Task requirements:
Can you extract, word for word, every line from the line with "give bounding boxes" through the line with "- Text: 30: 30: [271, 304, 290, 318]"?

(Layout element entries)
|---|

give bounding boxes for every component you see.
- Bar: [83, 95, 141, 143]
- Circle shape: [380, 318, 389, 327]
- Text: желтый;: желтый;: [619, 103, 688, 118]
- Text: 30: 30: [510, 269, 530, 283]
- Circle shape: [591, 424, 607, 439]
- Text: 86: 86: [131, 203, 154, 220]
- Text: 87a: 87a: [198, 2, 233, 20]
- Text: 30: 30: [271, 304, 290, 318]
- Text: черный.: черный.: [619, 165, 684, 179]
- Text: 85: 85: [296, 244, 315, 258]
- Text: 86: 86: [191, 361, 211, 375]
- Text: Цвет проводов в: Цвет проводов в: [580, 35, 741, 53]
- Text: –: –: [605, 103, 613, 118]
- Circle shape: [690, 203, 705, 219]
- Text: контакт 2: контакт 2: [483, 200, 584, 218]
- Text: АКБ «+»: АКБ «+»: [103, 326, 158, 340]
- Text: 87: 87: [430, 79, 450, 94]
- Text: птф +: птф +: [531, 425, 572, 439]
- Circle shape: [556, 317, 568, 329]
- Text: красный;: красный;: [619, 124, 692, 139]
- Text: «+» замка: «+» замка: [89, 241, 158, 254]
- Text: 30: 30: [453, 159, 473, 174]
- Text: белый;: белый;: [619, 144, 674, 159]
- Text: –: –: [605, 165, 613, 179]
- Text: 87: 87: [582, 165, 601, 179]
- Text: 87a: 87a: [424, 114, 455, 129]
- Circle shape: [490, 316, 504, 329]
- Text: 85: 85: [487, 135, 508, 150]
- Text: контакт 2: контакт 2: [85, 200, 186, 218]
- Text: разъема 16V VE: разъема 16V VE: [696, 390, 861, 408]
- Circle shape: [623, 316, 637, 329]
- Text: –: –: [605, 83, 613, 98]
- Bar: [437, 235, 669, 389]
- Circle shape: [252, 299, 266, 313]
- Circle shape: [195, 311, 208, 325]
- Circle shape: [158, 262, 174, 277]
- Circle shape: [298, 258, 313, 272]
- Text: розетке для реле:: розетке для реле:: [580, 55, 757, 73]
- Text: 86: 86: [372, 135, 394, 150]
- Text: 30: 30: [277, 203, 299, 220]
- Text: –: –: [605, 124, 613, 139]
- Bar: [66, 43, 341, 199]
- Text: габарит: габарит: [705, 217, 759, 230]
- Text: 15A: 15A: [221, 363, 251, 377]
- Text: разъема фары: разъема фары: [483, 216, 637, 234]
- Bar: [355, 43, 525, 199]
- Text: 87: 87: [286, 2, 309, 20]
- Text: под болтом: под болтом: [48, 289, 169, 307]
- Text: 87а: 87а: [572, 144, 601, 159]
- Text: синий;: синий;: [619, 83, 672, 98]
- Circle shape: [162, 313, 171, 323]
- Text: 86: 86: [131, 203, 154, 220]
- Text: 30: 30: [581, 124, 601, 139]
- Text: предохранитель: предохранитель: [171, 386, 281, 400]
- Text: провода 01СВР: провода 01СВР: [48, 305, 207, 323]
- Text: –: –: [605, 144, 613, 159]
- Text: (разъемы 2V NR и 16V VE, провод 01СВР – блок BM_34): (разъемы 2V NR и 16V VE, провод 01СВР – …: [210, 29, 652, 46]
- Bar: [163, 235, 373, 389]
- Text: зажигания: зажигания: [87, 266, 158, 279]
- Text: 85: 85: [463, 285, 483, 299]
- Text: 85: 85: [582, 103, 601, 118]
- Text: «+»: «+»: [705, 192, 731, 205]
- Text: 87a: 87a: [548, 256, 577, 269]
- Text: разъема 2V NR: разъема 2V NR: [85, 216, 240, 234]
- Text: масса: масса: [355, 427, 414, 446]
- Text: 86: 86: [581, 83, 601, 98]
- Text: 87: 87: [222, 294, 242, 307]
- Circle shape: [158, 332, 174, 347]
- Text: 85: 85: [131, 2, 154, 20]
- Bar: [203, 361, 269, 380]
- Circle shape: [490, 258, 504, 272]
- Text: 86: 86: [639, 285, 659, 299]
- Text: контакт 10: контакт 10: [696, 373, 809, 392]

|---|

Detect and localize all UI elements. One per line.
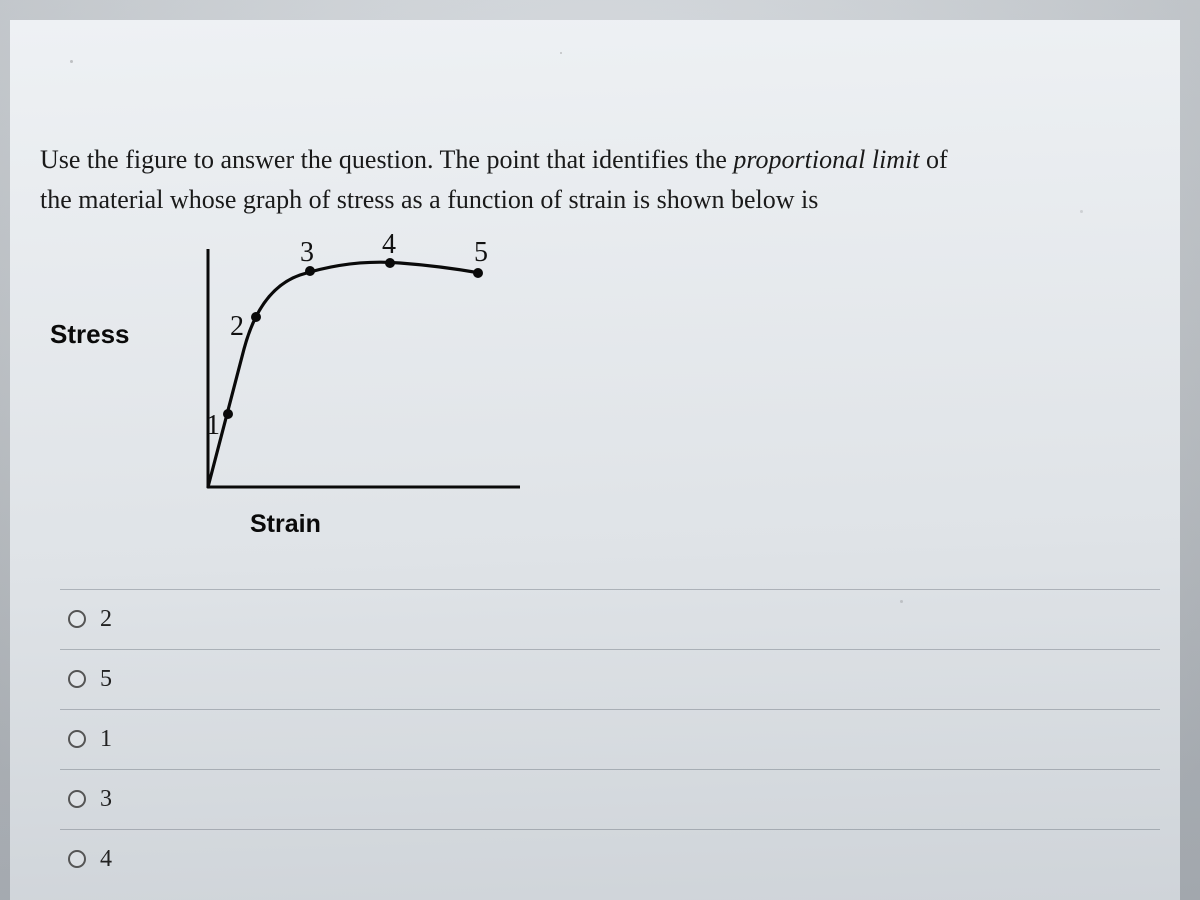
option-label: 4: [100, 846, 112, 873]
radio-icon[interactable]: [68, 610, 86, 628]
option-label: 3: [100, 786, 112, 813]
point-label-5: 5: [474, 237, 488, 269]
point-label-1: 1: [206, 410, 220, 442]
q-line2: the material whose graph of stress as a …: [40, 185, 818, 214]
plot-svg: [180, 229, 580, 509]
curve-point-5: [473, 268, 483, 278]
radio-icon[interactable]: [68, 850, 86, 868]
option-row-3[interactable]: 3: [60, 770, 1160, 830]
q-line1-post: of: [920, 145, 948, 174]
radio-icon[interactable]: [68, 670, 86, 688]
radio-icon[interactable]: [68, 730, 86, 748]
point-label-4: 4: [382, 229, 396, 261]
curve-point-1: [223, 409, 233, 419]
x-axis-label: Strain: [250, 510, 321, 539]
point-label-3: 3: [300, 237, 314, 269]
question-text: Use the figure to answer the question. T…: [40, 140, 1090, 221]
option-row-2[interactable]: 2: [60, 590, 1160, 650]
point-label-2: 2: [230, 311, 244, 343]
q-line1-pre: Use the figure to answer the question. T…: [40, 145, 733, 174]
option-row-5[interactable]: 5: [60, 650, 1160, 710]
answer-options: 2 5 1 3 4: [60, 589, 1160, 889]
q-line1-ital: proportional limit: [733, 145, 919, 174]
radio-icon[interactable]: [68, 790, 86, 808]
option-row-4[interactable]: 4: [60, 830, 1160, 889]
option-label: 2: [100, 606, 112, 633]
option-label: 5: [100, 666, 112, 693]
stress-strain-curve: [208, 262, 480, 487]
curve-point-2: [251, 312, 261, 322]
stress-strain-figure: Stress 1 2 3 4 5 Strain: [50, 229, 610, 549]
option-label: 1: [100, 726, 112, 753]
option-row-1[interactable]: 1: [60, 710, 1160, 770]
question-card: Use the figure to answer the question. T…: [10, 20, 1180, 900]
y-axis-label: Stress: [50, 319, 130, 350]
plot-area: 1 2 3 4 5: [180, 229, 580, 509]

|---|

Reply to the task:
give bounding boxes for every component you see.
- Bar: [83, 95, 141, 143]
- Circle shape: [380, 318, 389, 327]
- Text: желтый;: желтый;: [619, 103, 688, 118]
- Text: 30: 30: [510, 269, 530, 283]
- Circle shape: [591, 424, 607, 439]
- Text: 86: 86: [131, 203, 154, 220]
- Text: 87a: 87a: [198, 2, 233, 20]
- Text: 30: 30: [271, 304, 290, 318]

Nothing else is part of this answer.